PAGE ▸

________________________________________

Basis Structure of Home First Finance IPO

After the blockbuster IPO season that this year has seen, Home First Finance Company is gearing up to join the list. This IPO is expected to hit the primary markets in January 2021.

The company received approval from SEBI on March 3, 2020. The Home First Finance Company IPO is sized at about Rs. 1,500 crores.

The Home First Finance Company IPO is of the book-building nature. This means the shares that are being offered are quoted with a price band. The other kind of offering is called fixed price offering, and this is characterized by a fixed price for the shares that are on offer.

The Home First Finance Company IPO will comprise of a fresh issue segment as well as an offer for sale segment.

The fresh issue segment, in this case, is sized at Rs. 400 crores. This segment contains those shares which are being newly issued by the company. The proceeds from the sale of these shares are credited directly to the company.

Home First Finance Company plans to use this amount to bolster its capital base and meet any future capital requirements which may arise.

As for the offer for sale segment, that includes those shares which are being sold by existing shareholders. These shares are not being diluted by the company. In this case, the transaction is between the existing shareholders and the new shareholders.

________________________________________

EXERCISE OBJECTIVE ▸
Continue the text on the Home First Finance IPO from where it stops.

________________________________________

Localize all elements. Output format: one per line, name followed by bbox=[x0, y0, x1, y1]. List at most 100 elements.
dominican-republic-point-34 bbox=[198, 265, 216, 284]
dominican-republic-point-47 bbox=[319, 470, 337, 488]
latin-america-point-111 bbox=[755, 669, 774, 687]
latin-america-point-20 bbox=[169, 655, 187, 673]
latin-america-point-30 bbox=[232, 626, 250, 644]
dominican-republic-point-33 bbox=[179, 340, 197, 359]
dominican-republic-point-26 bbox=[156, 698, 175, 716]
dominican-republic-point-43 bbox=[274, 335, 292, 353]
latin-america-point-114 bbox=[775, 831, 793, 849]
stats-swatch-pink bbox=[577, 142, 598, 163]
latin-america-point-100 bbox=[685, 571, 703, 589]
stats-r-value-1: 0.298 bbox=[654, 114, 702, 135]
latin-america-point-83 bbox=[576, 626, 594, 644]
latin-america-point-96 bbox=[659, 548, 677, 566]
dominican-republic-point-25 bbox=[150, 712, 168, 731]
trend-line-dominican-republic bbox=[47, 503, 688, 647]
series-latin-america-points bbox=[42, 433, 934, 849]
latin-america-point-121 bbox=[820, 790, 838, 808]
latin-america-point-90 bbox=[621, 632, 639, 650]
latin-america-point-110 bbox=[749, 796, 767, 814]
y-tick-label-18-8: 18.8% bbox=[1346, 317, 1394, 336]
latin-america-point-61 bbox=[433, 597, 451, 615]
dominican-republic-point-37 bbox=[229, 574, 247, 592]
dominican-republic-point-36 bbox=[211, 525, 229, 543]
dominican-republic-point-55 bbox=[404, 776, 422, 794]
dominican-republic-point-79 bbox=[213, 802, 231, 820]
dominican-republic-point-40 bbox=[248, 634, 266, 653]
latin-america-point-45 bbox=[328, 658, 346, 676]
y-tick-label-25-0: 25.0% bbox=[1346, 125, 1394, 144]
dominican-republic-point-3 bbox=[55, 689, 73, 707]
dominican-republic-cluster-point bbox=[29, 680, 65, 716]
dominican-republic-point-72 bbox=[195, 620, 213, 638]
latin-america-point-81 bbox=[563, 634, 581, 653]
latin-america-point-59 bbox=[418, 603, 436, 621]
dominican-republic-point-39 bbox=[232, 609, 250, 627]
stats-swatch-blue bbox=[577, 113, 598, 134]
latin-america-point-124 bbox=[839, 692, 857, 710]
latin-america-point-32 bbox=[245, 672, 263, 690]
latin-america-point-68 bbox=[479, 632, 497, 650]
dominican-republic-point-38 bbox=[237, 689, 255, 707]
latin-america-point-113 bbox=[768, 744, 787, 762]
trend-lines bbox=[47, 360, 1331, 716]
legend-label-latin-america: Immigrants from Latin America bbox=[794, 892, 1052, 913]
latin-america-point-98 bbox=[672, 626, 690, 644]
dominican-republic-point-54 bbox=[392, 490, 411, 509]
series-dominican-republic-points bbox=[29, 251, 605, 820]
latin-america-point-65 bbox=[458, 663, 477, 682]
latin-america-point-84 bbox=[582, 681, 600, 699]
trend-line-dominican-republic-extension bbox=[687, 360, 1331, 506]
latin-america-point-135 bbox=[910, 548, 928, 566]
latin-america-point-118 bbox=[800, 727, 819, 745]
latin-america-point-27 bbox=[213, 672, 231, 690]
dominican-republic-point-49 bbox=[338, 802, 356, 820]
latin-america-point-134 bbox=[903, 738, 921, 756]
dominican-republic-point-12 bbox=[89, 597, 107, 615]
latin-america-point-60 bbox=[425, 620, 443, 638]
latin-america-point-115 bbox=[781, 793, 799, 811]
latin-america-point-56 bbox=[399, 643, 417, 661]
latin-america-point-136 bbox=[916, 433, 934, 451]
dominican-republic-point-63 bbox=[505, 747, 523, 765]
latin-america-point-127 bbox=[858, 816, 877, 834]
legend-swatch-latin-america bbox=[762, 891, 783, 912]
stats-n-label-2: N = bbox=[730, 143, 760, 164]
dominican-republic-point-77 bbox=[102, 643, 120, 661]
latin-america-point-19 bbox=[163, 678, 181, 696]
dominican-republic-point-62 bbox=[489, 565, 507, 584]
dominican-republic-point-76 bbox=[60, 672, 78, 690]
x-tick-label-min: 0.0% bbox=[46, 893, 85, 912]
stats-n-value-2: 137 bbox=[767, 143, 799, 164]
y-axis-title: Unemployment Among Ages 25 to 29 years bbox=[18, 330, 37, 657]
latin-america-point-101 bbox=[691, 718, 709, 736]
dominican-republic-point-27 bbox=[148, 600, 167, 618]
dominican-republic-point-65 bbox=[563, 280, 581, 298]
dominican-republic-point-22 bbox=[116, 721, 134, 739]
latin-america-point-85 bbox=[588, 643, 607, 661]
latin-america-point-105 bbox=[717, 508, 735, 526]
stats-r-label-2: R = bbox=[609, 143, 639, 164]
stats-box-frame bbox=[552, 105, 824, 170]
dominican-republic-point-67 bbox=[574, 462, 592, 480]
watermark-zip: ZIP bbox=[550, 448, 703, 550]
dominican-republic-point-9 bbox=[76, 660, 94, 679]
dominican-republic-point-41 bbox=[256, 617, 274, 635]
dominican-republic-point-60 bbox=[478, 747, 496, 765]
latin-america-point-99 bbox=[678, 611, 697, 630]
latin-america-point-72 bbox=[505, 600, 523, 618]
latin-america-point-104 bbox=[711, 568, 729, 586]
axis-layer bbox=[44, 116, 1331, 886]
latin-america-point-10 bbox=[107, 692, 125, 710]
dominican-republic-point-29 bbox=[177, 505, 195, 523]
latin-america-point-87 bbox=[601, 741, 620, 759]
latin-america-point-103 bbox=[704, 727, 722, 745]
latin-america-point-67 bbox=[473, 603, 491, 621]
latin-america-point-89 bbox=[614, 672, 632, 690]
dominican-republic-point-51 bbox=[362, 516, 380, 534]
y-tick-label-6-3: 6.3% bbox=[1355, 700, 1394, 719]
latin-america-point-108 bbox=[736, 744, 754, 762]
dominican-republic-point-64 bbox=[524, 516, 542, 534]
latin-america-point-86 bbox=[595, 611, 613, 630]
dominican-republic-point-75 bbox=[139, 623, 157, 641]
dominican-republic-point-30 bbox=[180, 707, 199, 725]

________________________________________

RESULT BELOW ▸
The offer for sale segment is estimated to be around Rs. 1,100 crores. This amount will be credited directly to the original shareholders.

The Home First Finance Company IPO's expected market capitalization will be in the region of Rs. 2800 crores.

The table below summarizes the details about the Home First Finance Finance Company IPO. Details about the Home First Finance IPO share price, Home First Finance IPO date 2020, Home First Finance IPO listing date and more have been included.

IPO Details

After the IPO, the Home First Finance Company shares will be listed on both NSE and BSE.

About the Company

Home First Finance Company (HFFC) was founded in 2010 by PS Jayakumar and Jaithirth Rao.

It works in the housing finance market and provides affordable housing loans to people. As of September 2019, HFCC’s network of 65 branches spanned across Tamil Nadu, Karnataka, Maharashtra and Gujarat.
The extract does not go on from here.